### PROBLEM TO WORK ON
Please put every line from the start of the data down to and including the line containing "log-row: Mar 26 13:17:18 localhost haproxy[21679]… <box>307 469" into a JSON list of strings, one string per line, with blank lines left out.

### EXTRACTED INFORMATION
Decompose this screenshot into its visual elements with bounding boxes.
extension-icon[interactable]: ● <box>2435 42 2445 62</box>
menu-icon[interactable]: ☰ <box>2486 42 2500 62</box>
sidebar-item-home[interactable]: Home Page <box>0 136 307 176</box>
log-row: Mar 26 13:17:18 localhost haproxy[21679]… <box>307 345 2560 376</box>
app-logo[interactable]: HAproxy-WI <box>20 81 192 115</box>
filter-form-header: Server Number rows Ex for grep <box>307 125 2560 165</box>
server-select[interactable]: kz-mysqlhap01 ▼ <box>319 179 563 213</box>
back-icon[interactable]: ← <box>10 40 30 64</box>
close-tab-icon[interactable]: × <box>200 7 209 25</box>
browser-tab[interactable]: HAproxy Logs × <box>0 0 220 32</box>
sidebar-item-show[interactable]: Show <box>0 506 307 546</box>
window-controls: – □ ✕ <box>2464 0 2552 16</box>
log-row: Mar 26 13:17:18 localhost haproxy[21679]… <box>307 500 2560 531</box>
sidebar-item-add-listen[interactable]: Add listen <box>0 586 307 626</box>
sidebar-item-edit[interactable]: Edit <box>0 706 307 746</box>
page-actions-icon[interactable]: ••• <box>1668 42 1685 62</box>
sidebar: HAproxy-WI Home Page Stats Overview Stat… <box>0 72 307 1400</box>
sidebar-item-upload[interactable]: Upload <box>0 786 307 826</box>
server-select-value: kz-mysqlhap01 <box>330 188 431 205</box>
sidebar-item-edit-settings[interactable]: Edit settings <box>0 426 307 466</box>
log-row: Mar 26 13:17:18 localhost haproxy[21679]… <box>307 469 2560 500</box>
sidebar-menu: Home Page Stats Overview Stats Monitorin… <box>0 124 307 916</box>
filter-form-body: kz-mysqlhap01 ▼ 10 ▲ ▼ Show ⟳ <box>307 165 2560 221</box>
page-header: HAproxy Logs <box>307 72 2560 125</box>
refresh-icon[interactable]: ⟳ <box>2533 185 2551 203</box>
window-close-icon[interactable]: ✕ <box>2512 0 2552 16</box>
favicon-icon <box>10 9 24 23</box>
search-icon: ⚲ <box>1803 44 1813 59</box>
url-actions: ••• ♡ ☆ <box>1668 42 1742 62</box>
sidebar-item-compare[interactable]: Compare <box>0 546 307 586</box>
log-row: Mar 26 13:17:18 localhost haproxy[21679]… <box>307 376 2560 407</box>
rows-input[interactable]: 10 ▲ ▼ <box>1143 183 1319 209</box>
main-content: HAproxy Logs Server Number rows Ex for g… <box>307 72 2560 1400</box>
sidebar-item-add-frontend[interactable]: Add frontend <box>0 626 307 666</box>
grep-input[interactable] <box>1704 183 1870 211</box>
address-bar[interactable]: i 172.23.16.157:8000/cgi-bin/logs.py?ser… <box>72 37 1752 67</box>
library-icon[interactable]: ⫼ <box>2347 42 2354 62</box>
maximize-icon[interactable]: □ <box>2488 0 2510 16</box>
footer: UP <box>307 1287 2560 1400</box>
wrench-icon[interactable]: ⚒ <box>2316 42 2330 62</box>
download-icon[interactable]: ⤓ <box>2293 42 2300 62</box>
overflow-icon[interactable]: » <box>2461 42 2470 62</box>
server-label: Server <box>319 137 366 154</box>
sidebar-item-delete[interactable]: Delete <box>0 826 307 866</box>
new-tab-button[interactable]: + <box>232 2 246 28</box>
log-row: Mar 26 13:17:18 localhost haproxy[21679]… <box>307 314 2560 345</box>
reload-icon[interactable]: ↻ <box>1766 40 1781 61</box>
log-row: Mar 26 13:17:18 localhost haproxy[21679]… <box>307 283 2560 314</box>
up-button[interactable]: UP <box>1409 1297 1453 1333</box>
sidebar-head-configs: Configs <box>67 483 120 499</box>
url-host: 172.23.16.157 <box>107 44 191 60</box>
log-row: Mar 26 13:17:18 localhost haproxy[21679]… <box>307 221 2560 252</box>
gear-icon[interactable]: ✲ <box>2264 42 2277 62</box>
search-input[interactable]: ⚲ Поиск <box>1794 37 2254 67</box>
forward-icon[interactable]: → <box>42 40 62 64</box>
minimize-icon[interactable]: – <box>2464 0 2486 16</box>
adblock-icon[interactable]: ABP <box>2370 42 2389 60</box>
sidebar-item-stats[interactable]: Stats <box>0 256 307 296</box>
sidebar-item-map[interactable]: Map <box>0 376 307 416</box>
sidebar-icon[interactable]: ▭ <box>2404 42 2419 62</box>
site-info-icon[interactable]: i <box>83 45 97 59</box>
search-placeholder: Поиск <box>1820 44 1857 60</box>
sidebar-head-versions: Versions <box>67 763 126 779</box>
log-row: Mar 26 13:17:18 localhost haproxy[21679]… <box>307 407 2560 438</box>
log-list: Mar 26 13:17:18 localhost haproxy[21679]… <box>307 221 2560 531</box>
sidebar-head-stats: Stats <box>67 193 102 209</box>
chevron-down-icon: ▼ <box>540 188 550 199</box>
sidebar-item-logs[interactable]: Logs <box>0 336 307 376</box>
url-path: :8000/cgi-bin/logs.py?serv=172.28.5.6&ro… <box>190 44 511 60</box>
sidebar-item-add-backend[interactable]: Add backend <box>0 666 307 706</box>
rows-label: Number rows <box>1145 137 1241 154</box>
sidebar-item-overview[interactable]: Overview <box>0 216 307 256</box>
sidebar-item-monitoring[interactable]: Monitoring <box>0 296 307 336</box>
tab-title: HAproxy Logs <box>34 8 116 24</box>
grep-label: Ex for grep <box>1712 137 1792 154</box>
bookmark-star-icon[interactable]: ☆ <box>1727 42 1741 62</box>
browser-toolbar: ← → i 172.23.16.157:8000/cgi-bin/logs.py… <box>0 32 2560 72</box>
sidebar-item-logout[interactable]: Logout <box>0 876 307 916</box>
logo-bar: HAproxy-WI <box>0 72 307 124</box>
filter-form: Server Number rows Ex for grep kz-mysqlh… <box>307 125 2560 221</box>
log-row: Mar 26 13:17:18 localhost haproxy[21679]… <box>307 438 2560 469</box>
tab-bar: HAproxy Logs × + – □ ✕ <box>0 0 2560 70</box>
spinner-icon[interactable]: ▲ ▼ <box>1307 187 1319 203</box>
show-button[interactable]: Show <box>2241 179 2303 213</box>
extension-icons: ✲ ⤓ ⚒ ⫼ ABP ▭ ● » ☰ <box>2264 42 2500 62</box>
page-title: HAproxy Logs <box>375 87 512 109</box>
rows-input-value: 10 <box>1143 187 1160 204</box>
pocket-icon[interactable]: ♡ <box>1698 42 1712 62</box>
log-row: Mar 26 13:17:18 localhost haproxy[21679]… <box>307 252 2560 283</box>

### TASK RESPONSE
[
  "Decompose this screenshot into its visual elements with bounding boxes.",
  "extension-icon[interactable]: ● <box>2435 42 2445 62</box>",
  "menu-icon[interactable]: ☰ <box>2486 42 2500 62</box>",
  "sidebar-item-home[interactable]: Home Page <box>0 136 307 176</box>",
  "log-row: Mar 26 13:17:18 localhost haproxy[21679]… <box>307 345 2560 376</box>",
  "app-logo[interactable]: HAproxy-WI <box>20 81 192 115</box>",
  "filter-form-header: Server Number rows Ex for grep <box>307 125 2560 165</box>",
  "server-select[interactable]: kz-mysqlhap01 ▼ <box>319 179 563 213</box>",
  "back-icon[interactable]: ← <box>10 40 30 64</box>",
  "close-tab-icon[interactable]: × <box>200 7 209 25</box>",
  "browser-tab[interactable]: HAproxy Logs × <box>0 0 220 32</box>",
  "sidebar-item-show[interactable]: Show <box>0 506 307 546</box>",
  "window-controls: – □ ✕ <box>2464 0 2552 16</box>",
  "log-row: Mar 26 13:17:18 localhost haproxy[21679]… <box>307 500 2560 531</box>",
  "sidebar-item-add-listen[interactable]: Add listen <box>0 586 307 626</box>",
  "sidebar-item-edit[interactable]: Edit <box>0 706 307 746</box>",
  "page-actions-icon[interactable]: ••• <box>1668 42 1685 62</box>",
  "sidebar: HAproxy-WI Home Page Stats Overview Stat… <box>0 72 307 1400</box>",
  "sidebar-item-upload[interactable]: Upload <box>0 786 307 826</box>",
  "server-select-value: kz-mysqlhap01 <box>330 188 431 205</box>",
  "sidebar-item-edit-settings[interactable]: Edit settings <box>0 426 307 466</box>",
  "log-row: Mar 26 13:17:18 localhost haproxy[21679]… <box>307 469 2560 500</box>"
]